--- begin DATASET CONTENT ---
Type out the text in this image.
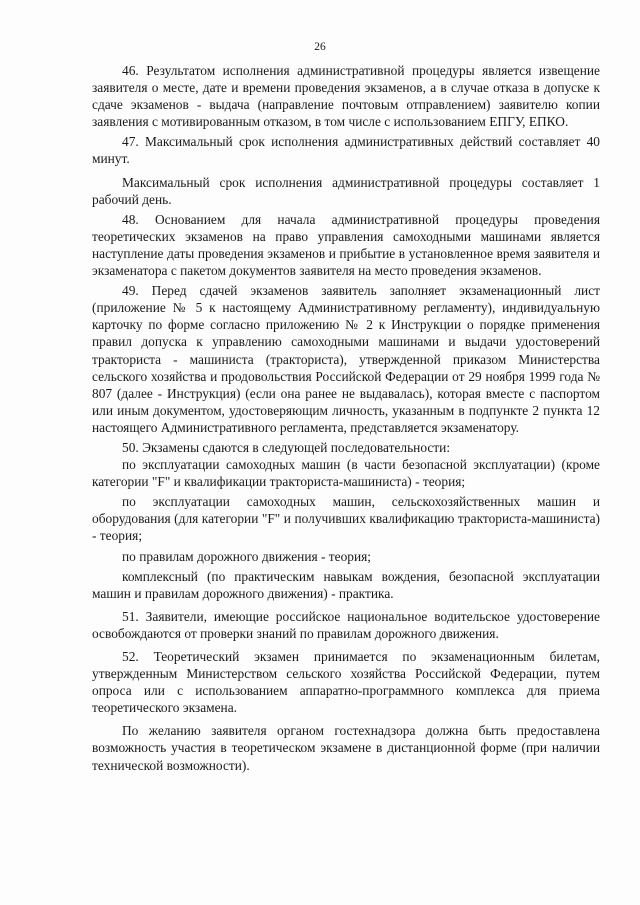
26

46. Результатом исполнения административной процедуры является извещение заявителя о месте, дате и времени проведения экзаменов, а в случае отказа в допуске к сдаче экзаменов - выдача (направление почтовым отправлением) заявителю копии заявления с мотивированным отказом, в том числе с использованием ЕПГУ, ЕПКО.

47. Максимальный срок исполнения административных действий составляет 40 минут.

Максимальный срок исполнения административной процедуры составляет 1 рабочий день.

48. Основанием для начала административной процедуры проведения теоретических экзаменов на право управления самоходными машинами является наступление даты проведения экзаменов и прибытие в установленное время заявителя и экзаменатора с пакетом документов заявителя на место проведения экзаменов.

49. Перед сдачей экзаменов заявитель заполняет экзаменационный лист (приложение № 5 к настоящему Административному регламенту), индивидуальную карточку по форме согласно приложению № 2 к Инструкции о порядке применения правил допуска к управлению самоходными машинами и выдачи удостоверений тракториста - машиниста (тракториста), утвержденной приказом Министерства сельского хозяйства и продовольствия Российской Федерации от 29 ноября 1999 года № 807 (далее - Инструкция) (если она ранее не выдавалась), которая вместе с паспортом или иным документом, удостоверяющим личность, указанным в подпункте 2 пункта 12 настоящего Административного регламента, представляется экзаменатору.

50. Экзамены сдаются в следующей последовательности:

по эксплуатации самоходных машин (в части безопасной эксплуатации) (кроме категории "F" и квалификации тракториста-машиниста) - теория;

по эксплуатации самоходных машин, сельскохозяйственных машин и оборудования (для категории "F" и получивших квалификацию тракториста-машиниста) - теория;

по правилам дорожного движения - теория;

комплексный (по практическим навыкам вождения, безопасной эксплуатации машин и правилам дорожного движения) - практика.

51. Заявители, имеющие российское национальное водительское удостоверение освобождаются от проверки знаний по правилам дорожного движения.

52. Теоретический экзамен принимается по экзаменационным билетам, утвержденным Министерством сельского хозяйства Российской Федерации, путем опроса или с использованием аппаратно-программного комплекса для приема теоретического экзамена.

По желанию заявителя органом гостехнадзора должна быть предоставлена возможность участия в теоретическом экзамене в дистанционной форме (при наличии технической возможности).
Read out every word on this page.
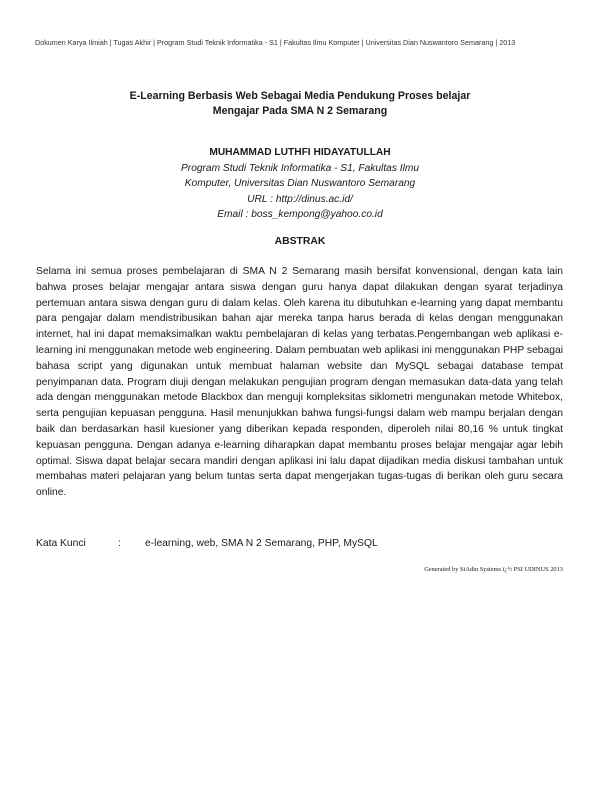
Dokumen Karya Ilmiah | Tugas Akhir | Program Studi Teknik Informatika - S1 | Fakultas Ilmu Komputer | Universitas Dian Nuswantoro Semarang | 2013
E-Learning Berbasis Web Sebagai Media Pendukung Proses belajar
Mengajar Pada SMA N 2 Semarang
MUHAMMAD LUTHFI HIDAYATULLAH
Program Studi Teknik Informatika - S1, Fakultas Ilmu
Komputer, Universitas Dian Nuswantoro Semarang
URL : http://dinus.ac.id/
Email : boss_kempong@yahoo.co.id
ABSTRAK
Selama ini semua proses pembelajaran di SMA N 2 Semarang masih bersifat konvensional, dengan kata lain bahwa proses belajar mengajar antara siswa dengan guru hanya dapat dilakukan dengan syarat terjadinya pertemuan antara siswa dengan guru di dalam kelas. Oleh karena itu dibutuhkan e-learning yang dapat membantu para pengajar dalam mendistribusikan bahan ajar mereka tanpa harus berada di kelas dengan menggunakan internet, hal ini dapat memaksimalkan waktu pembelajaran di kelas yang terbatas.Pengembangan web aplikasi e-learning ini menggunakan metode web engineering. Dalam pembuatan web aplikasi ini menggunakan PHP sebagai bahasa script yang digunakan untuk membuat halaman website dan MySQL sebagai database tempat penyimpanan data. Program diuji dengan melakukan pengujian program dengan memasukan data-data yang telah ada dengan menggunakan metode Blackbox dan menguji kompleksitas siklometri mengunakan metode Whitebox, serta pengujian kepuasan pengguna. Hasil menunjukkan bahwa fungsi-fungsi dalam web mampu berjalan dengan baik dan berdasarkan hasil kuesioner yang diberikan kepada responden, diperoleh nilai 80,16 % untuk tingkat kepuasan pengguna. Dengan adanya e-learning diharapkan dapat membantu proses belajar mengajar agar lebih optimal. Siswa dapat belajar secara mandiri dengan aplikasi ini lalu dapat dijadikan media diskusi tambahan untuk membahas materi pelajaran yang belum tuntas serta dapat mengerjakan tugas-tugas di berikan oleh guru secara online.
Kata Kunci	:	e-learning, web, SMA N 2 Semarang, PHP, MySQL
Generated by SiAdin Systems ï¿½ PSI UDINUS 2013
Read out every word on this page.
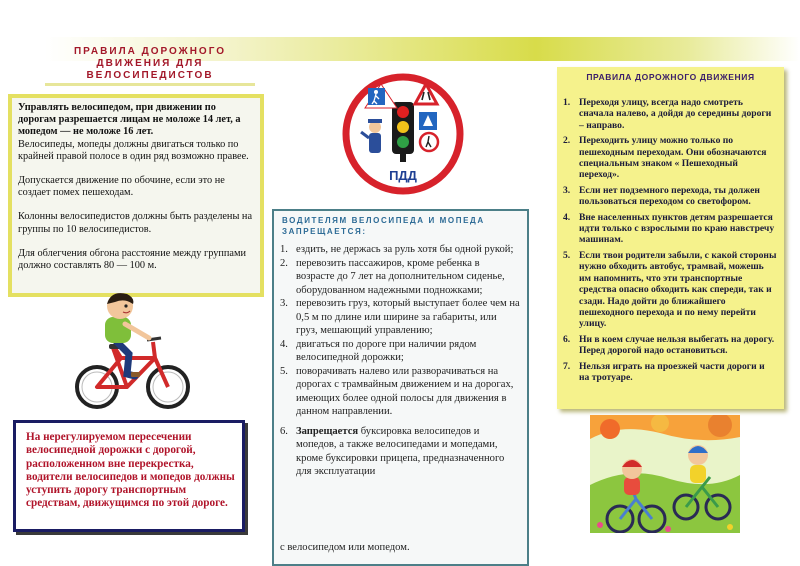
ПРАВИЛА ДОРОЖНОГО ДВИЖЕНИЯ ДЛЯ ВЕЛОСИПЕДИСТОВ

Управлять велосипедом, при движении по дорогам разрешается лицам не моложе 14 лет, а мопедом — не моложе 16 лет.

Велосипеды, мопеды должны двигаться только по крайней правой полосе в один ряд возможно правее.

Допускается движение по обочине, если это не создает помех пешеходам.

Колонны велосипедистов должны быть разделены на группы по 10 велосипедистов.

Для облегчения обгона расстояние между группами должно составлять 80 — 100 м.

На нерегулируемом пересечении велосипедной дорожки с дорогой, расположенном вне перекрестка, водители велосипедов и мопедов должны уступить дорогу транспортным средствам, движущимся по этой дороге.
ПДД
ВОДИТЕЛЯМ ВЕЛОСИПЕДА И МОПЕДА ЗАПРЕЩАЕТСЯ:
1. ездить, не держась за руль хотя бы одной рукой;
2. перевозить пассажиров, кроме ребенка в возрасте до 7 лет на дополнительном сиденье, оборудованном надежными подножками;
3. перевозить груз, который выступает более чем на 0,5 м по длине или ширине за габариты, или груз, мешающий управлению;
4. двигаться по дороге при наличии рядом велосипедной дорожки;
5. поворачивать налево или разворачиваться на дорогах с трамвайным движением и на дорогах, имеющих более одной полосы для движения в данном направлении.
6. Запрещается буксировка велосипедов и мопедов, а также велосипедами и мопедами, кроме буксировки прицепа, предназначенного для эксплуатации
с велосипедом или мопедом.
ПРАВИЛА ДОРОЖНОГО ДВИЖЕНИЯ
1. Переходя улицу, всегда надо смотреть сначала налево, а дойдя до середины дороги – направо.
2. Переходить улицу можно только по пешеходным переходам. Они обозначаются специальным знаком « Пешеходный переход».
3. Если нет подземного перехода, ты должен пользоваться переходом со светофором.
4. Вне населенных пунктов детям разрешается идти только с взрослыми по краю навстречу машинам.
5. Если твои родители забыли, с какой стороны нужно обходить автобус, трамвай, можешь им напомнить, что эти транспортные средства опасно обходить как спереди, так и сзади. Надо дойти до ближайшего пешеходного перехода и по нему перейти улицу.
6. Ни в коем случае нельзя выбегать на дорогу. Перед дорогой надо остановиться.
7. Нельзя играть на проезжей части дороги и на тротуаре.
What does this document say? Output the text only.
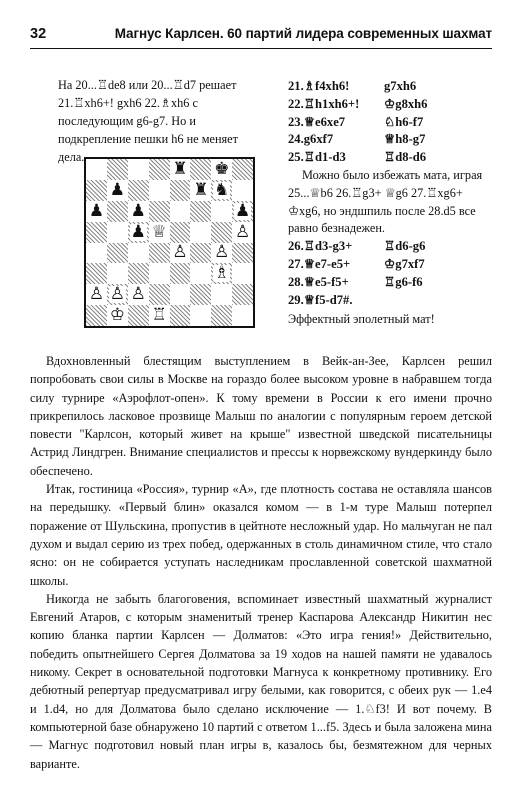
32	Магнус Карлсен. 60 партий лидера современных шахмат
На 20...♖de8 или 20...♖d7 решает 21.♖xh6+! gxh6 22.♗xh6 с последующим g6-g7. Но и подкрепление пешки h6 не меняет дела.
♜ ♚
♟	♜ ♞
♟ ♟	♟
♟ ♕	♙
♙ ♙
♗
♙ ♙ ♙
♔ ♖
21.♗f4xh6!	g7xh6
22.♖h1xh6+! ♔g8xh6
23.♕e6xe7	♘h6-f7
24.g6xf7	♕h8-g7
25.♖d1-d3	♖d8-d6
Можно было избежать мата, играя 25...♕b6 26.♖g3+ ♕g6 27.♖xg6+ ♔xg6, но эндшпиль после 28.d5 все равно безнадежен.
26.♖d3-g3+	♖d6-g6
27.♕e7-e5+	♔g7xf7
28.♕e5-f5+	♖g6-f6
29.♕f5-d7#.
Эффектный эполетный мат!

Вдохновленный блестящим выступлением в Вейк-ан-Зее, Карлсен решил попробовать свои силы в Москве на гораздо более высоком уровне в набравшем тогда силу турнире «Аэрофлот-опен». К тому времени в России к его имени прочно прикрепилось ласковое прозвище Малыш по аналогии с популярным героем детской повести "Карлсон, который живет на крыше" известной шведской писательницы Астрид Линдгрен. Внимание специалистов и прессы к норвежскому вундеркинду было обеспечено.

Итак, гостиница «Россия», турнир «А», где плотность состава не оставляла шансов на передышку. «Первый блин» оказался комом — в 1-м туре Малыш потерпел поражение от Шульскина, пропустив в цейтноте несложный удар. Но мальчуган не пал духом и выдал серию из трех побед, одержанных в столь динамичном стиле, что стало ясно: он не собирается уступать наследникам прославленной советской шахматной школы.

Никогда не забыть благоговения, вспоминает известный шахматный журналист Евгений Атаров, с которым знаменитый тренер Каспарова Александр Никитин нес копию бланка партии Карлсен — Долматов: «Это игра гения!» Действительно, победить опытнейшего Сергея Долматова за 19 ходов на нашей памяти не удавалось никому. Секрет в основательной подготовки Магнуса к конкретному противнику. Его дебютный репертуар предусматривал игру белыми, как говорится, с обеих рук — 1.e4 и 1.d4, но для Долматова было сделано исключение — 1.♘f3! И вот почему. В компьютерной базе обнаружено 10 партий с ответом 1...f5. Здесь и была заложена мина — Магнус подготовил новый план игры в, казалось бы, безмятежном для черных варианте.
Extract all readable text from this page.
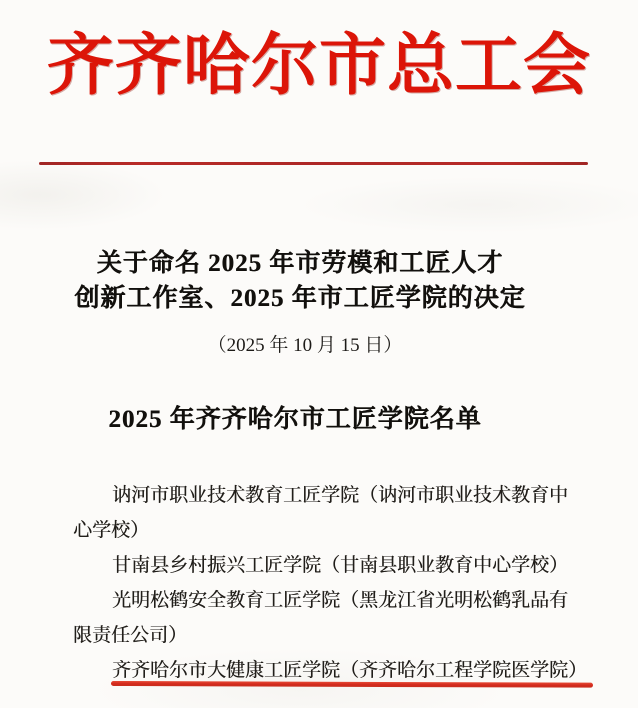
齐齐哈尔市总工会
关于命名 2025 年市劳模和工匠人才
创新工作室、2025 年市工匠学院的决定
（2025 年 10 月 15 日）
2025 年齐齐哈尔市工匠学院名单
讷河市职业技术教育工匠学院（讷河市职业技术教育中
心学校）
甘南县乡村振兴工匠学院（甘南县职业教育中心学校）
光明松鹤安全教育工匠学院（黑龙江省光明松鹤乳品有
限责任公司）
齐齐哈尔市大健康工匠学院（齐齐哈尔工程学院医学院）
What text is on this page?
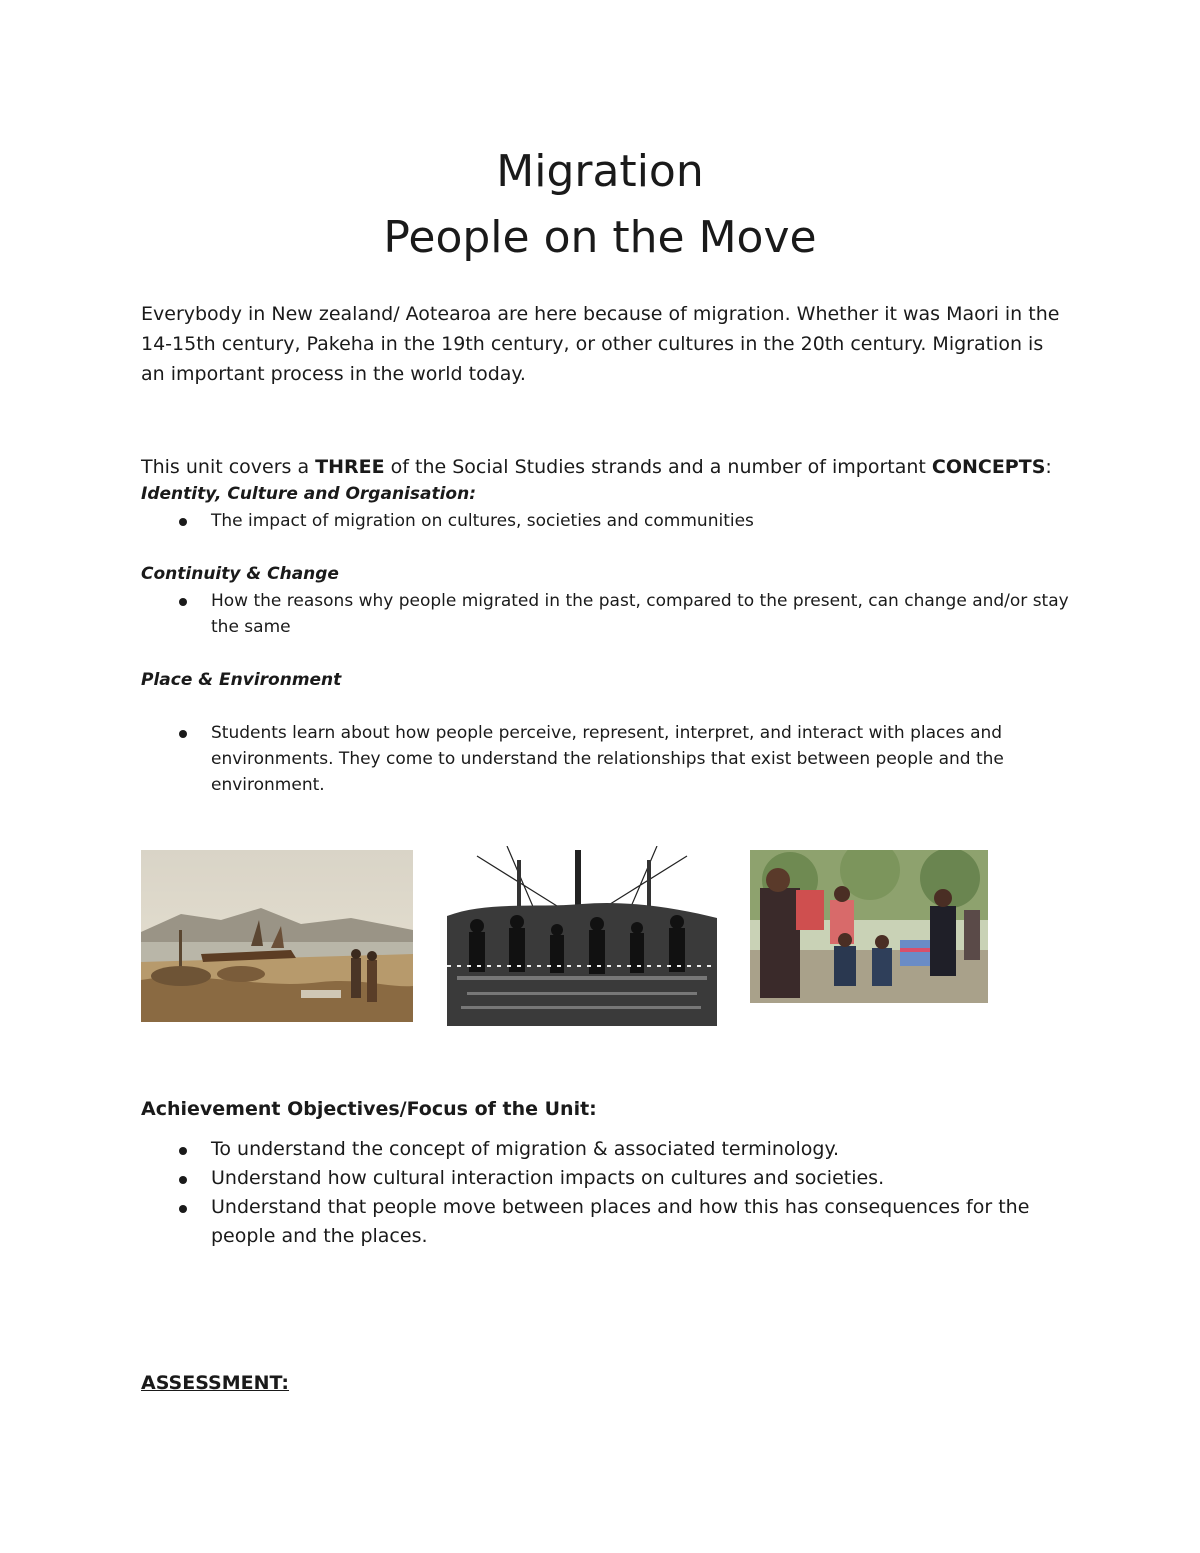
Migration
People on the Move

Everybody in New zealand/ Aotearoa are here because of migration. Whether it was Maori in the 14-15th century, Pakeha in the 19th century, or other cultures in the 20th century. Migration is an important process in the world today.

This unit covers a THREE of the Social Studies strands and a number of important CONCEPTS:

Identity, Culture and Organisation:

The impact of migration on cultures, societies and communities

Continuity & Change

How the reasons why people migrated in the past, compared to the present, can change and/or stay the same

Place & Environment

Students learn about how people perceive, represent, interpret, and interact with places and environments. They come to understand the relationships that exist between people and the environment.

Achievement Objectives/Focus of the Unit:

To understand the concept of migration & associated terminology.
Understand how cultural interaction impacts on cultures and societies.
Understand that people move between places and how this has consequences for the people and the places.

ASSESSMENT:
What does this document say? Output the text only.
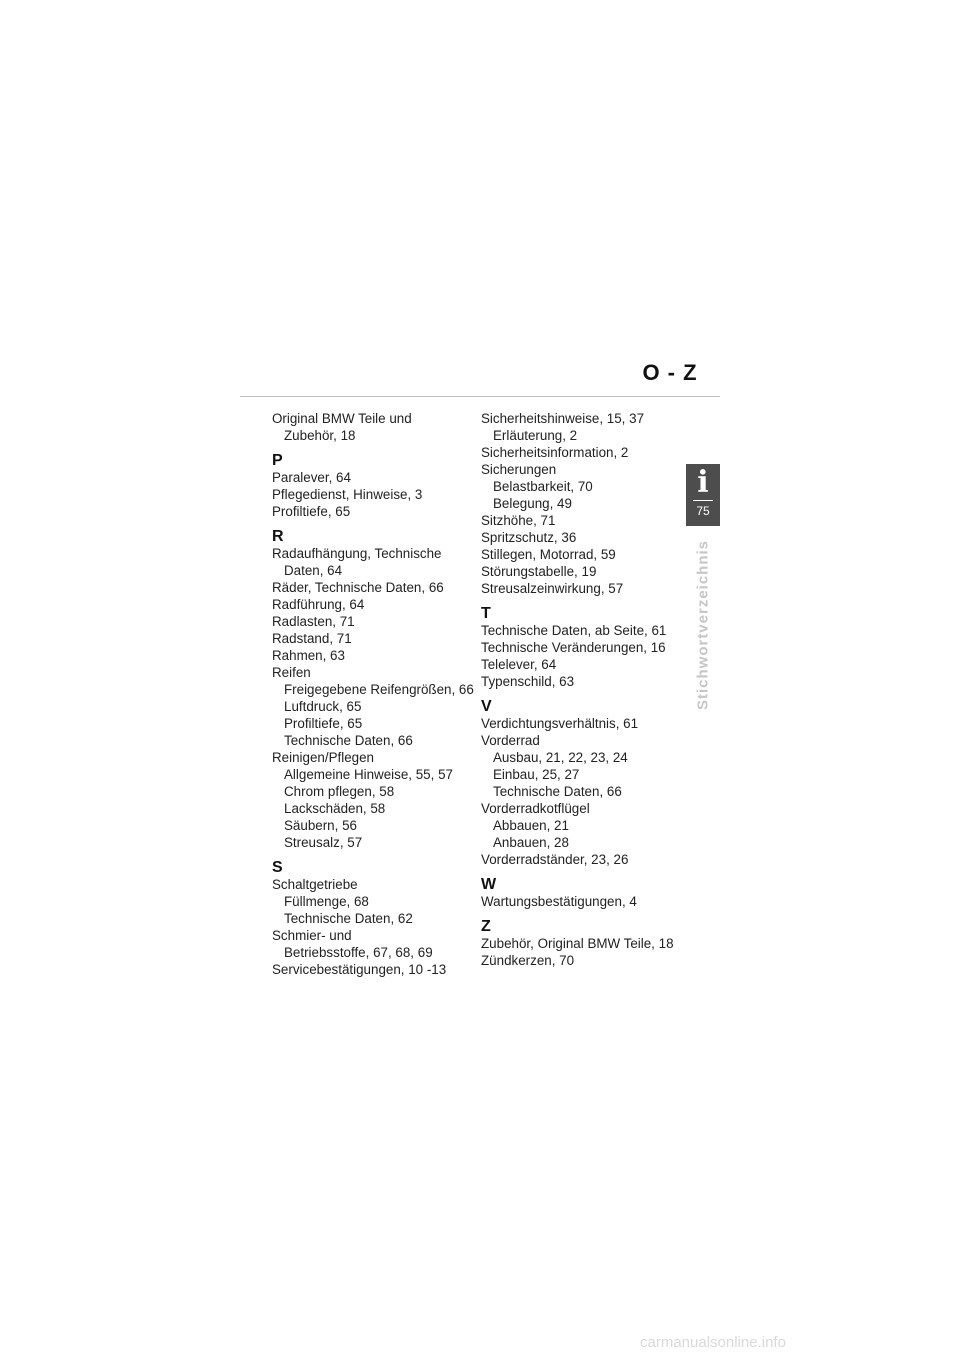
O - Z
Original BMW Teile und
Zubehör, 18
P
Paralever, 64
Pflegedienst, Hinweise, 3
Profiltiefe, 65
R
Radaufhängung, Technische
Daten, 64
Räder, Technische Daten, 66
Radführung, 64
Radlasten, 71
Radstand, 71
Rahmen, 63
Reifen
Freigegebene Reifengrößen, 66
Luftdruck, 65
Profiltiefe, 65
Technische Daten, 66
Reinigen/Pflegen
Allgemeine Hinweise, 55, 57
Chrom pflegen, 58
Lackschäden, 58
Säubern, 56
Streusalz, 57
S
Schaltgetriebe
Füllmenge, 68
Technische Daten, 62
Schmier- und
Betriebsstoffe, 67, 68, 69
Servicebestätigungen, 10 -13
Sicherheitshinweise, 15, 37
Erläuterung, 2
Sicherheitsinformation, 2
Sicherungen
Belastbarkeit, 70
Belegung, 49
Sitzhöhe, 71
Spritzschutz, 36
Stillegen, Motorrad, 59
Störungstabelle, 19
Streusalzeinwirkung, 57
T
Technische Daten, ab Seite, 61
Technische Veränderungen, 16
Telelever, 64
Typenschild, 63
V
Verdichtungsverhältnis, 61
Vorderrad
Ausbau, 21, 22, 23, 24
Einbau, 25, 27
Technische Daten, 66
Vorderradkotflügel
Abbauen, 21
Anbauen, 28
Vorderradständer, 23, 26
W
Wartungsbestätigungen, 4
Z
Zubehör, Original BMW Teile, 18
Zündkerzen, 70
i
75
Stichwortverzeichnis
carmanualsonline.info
--- end DATASET CONTENT ---
TO BE DONE - Output nothing but the number of lines in the data containing the string "партий".

TASK RESULT - 2